* Exercise prompt *
Reproduce the rows below character for character, beginning at the line that contains "231, 111, 246]" and stopping after the line that contains "0, 105, 48]".
* BEGIN Dataset rows *
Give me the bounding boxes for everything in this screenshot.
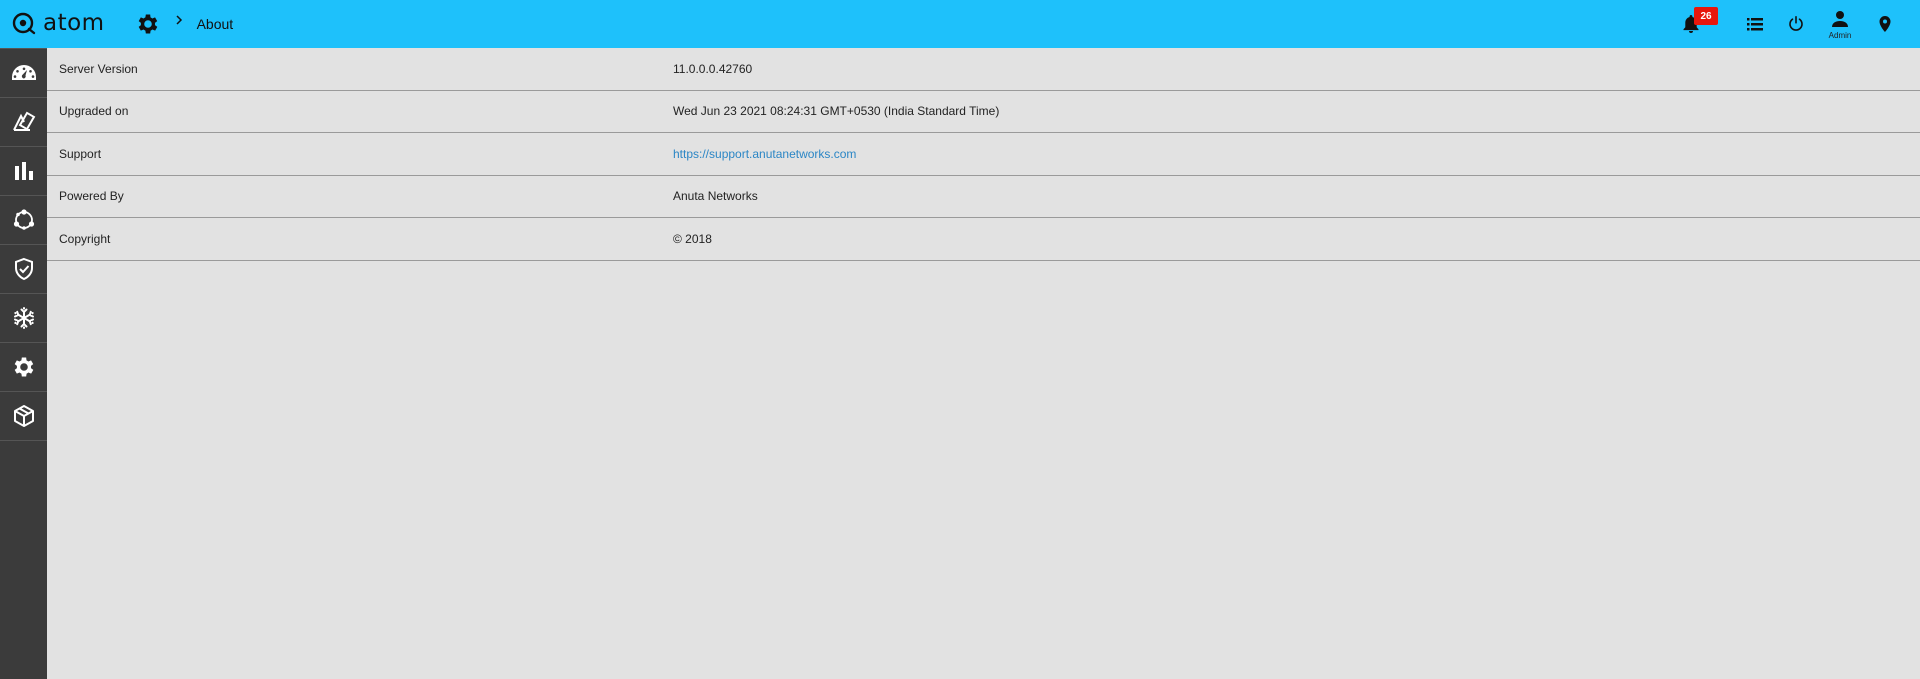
row-label: Copyright	[59, 231, 111, 246]
sidebar-item-resources[interactable]	[0, 98, 47, 147]
table-row: Upgraded on Wed Jun 23 2021 08:24:31 GMT…	[47, 91, 1920, 133]
sidebar-item-packages[interactable]	[0, 392, 47, 441]
gear-icon	[138, 14, 157, 34]
about-table: Server Version 11.0.0.0.42760 Upgraded o…	[47, 48, 1920, 261]
table-row: Support https://support.anutanetworks.co…	[47, 133, 1920, 176]
breadcrumb-current: About	[196, 16, 234, 32]
sidebar-item-freeze[interactable]	[0, 294, 47, 343]
chevron-right-icon	[176, 15, 182, 25]
package-cube-icon	[13, 405, 34, 427]
row-value: © 2018	[673, 231, 712, 246]
row-value: https://support.anutanetworks.com	[673, 147, 1920, 161]
app-logo[interactable]: atom	[12, 0, 105, 48]
location-button[interactable]	[1873, 0, 1897, 48]
notification-count-badge: 26	[1694, 7, 1718, 25]
user-label: Admin	[1828, 31, 1852, 40]
table-row: Server Version 11.0.0.0.42760	[47, 48, 1920, 91]
row-label: Powered By	[59, 189, 124, 204]
bar-chart-icon	[14, 162, 33, 180]
list-icon	[1747, 18, 1763, 31]
row-label: Upgraded on	[59, 104, 129, 119]
network-nodes-icon	[13, 209, 34, 230]
top-bar: atom About 26 Admin	[0, 0, 1920, 48]
sidebar-item-dashboard[interactable]	[0, 49, 47, 98]
sidebar-item-compliance[interactable]	[0, 245, 47, 294]
row-label: Server Version	[59, 61, 138, 76]
app-name: atom	[43, 10, 105, 36]
sidebar	[0, 48, 47, 679]
breadcrumb-separator	[175, 14, 183, 26]
snowflake-icon	[13, 307, 34, 329]
sidebar-item-topology[interactable]	[0, 196, 47, 245]
gear-icon	[14, 357, 33, 377]
table-row: Powered By Anuta Networks	[47, 176, 1920, 218]
power-icon	[1789, 16, 1803, 31]
row-value: Anuta Networks	[673, 189, 758, 204]
user-icon	[1832, 11, 1848, 27]
breadcrumb-settings-button[interactable]	[135, 11, 161, 37]
sidebar-item-settings[interactable]	[0, 343, 47, 392]
resources-icon	[12, 111, 35, 131]
location-pin-icon	[1879, 16, 1891, 32]
support-link[interactable]: https://support.anutanetworks.com	[673, 147, 856, 161]
shield-check-icon	[14, 257, 33, 281]
task-list-button[interactable]	[1742, 0, 1768, 48]
table-row: Copyright © 2018	[47, 218, 1920, 261]
row-label: Support	[59, 146, 102, 161]
power-button[interactable]	[1783, 0, 1809, 48]
row-value: 11.0.0.0.42760	[673, 61, 753, 76]
sidebar-item-analytics[interactable]	[0, 147, 47, 196]
dashboard-gauge-icon	[11, 65, 36, 80]
atom-logo-icon	[12, 12, 36, 35]
row-value: Wed Jun 23 2021 08:24:31 GMT+0530 (India…	[673, 104, 1000, 119]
* END Dataset rows *
* Worked answer *
row-label: Copyright	[59, 231, 111, 246]
sidebar-item-resources[interactable]	[0, 98, 47, 147]
table-row: Upgraded on Wed Jun 23 2021 08:24:31 GMT…	[47, 91, 1920, 133]
sidebar-item-packages[interactable]	[0, 392, 47, 441]
gear-icon	[138, 14, 157, 34]
about-table: Server Version 11.0.0.0.42760 Upgraded o…	[47, 48, 1920, 261]
table-row: Support https://support.anutanetworks.co…	[47, 133, 1920, 176]
breadcrumb-current: About	[196, 16, 234, 32]
sidebar-item-freeze[interactable]	[0, 294, 47, 343]
chevron-right-icon	[176, 15, 182, 25]
package-cube-icon	[13, 405, 34, 427]
row-value: © 2018	[673, 231, 712, 246]
row-value: https://support.anutanetworks.com	[673, 147, 1920, 161]
app-logo[interactable]: atom	[12, 0, 105, 48]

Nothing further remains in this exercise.